■ What you need to do
According to the text below on schooling and learning, what model did England's system of mass education rapidly come to reflect?

■ Extracted text
____________
Things are now very different. As the Pulitzer Prize Winning author Daniel Yergin recently observed "companies are being forced to think differently...That means fostering a culture that encourages alertness, responsiveness, and flexibility, and the speeding up of the cycle time of processes and decisions. In the aftermath of 'reengineering' and restructuring, competitive forces now demand a rediscovery of employees and of the knowledge they command...The high-rise pyramids of hierarchical corporate structures are being transformed into the low-rise of the flatter organisation -- less bureaucracy, more teamwork, and a greater dispersion of responsibility, information and decision making." In short, we need people who are competent problem-solvers, creative, flexible and personally responsible for their welfare and the welfare of those in their family and neighbourhood.

Research from the evolutionary sciences show that these collaborative higher order skills and attitudes are indeed largely innate. Thus, with only a limited amount of stimulation at an early age (as would have been the case in pre-Industrial times) they quickly develop. Despite six, eight or ten generations of such limited demands being placed on our sense-making skills our genetic inheritance has not yet been modified a jot. Children are still born with latent predispositions, as it were, equipping them to take on the world. During much of this century formal schooling has struggled to provide appropriate simulation of real life situations. It has met inevitably with only limited success.

For those who have been able to succeed in abstract terms, there are as many for whom schooling has been a disaster because they are more practically orientated. Industrial society had no place for children in the world of adult affairs. Children were seen to be in the way. So we are stuck with a system which has progressively turned childhood into an ever more extended virtual holiday; in reality we have trivialised adolescence, by denying adolescents the opportunity of learning from their own experiences, and making them good processors of information provided by other people.

However, it is only very recently that researchers have come to understand this. Such learning theory that existed in the late 19th and early 20th centuries was generally behaviourist - people needed rewards to do tasks; our brains were blank sheets awaiting instruction; and intelligence was dimly thought of as being completely innate and inherited. So, as England and its territories developed an education system for the masses (initially as much to keep children off the streets as to give them useful skills) so this rapidly came to reflect the industrial factory model.
____________
(Page layout parsing data)
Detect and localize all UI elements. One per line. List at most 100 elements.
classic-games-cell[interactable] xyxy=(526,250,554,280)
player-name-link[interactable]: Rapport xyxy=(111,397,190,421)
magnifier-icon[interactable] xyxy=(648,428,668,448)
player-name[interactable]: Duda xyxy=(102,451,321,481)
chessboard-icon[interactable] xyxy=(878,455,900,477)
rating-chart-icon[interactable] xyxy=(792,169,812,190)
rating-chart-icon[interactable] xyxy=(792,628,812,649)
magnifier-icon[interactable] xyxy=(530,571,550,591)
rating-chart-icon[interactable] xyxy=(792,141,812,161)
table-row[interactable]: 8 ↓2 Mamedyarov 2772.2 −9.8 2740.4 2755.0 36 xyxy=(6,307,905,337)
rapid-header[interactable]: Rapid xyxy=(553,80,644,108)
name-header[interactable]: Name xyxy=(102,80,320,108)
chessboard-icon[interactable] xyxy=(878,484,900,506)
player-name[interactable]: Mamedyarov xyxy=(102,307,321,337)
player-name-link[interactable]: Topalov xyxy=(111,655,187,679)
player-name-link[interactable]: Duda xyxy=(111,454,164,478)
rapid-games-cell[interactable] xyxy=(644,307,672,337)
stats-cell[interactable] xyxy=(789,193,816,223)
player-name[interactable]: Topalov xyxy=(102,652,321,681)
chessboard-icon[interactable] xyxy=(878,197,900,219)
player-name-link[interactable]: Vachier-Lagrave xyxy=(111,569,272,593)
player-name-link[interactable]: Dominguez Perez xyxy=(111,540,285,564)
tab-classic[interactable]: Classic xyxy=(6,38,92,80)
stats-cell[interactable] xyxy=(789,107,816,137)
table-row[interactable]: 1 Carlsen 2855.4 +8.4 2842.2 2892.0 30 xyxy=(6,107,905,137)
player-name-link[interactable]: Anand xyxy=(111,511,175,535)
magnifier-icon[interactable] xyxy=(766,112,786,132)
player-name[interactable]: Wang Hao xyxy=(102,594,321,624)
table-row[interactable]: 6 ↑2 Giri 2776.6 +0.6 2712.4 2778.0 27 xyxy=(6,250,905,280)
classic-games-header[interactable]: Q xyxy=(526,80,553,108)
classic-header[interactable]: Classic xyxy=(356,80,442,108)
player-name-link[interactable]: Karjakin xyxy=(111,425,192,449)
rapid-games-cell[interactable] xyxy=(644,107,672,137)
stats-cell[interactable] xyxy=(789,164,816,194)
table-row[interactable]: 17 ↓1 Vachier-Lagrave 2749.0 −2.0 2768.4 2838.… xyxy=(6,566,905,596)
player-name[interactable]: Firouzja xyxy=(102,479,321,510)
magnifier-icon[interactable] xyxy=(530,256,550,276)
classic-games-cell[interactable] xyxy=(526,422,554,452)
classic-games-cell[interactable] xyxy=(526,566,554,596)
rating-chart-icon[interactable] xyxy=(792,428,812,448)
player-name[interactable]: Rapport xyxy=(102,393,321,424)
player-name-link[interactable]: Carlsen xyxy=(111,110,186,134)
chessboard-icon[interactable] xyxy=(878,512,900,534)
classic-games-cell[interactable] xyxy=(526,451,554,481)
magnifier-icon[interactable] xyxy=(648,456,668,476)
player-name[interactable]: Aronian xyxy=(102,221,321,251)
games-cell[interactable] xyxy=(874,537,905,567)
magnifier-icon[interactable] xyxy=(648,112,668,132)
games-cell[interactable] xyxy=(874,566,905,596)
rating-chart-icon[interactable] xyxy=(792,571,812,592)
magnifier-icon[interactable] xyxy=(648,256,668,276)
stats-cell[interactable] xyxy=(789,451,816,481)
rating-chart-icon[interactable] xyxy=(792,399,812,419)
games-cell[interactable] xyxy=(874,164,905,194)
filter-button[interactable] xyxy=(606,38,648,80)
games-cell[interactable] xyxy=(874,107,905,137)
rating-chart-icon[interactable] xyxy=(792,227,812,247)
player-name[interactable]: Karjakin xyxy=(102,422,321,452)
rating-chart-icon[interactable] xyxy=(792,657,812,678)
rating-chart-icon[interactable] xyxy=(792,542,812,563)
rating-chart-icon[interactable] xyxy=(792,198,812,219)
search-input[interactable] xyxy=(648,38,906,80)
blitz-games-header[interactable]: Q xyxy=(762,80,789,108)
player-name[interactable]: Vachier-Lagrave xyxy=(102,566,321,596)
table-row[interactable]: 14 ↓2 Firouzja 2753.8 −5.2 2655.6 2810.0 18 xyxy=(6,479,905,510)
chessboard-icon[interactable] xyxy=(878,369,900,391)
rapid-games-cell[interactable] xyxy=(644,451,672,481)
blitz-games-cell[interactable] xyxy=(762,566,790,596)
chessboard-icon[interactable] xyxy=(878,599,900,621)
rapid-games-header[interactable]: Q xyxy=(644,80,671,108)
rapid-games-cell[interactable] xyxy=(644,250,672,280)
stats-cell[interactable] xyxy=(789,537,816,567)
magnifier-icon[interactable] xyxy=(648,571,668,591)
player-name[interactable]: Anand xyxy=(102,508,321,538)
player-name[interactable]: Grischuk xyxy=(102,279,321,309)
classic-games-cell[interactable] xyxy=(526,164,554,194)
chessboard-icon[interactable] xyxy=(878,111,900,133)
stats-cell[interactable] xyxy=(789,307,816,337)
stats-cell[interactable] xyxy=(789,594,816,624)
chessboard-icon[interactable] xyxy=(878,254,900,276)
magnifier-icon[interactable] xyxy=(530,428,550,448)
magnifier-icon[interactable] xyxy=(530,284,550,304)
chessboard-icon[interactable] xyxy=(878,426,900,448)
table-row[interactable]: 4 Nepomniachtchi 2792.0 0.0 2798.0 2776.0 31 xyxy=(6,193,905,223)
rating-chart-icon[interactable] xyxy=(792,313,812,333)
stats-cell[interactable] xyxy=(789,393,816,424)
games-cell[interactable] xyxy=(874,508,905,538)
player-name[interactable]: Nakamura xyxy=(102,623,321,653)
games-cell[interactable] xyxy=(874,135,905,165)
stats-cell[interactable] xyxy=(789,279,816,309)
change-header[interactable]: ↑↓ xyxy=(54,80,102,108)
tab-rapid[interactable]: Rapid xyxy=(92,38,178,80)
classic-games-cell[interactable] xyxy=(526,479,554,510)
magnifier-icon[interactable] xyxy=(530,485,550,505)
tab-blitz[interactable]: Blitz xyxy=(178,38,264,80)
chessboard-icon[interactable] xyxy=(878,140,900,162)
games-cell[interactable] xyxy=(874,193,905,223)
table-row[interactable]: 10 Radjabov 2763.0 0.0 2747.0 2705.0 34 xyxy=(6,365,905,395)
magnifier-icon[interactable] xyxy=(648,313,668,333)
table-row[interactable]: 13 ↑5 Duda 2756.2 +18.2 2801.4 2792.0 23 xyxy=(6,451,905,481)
____________
■ Your solution
The industrial factory model.